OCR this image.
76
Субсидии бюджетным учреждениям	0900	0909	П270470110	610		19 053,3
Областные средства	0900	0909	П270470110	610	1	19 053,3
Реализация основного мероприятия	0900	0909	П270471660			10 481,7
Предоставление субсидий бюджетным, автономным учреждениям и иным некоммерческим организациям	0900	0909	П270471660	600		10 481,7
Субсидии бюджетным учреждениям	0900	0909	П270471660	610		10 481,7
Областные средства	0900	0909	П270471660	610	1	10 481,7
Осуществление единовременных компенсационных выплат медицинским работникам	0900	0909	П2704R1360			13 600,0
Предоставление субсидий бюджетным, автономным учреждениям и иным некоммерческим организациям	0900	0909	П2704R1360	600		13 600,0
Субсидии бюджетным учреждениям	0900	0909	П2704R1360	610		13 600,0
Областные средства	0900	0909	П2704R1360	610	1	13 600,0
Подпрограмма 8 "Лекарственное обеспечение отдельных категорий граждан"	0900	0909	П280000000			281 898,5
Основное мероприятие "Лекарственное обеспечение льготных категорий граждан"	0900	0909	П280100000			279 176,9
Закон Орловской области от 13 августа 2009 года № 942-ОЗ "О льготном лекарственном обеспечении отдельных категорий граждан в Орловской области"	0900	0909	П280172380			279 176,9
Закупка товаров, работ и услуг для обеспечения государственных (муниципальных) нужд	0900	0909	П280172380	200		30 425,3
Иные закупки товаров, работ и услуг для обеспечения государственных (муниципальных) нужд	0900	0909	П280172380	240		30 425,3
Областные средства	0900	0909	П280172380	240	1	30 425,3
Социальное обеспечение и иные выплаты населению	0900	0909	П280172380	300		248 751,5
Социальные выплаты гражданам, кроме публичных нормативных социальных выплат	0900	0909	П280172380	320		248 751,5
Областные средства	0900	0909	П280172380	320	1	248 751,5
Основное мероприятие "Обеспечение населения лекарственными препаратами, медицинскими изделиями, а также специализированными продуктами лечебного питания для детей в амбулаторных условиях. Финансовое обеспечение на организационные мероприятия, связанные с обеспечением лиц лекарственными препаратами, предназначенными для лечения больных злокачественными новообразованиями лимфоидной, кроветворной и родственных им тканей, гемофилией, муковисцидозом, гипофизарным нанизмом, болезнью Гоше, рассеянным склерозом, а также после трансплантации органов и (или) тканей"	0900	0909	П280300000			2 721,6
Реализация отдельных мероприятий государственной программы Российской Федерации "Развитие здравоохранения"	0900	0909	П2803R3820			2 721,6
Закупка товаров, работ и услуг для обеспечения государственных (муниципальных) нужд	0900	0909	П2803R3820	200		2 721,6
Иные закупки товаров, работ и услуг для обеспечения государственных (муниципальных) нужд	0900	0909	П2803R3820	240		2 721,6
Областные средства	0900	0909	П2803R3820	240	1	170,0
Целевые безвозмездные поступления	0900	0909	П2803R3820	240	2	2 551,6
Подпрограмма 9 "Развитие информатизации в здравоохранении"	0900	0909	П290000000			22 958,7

--

» **YOUR OBJECTIVE**
Out of the material above, select every line that holds the string "товаров".

» **SOLUTION TO THE PROBLEM**
Закупка товаров, работ и услуг для обеспечения государственных (муниципальных) нужд	0900	0909	П280172380	200		30 425,3
Иные закупки товаров, работ и услуг для обеспечения государственных (муниципальных) нужд	0900	0909	П280172380	240		30 425,3
Закупка товаров, работ и услуг для обеспечения государственных (муниципальных) нужд	0900	0909	П2803R3820	200		2 721,6
Иные закупки товаров, работ и услуг для обеспечения государственных (муниципальных) нужд	0900	0909	П2803R3820	240		2 721,6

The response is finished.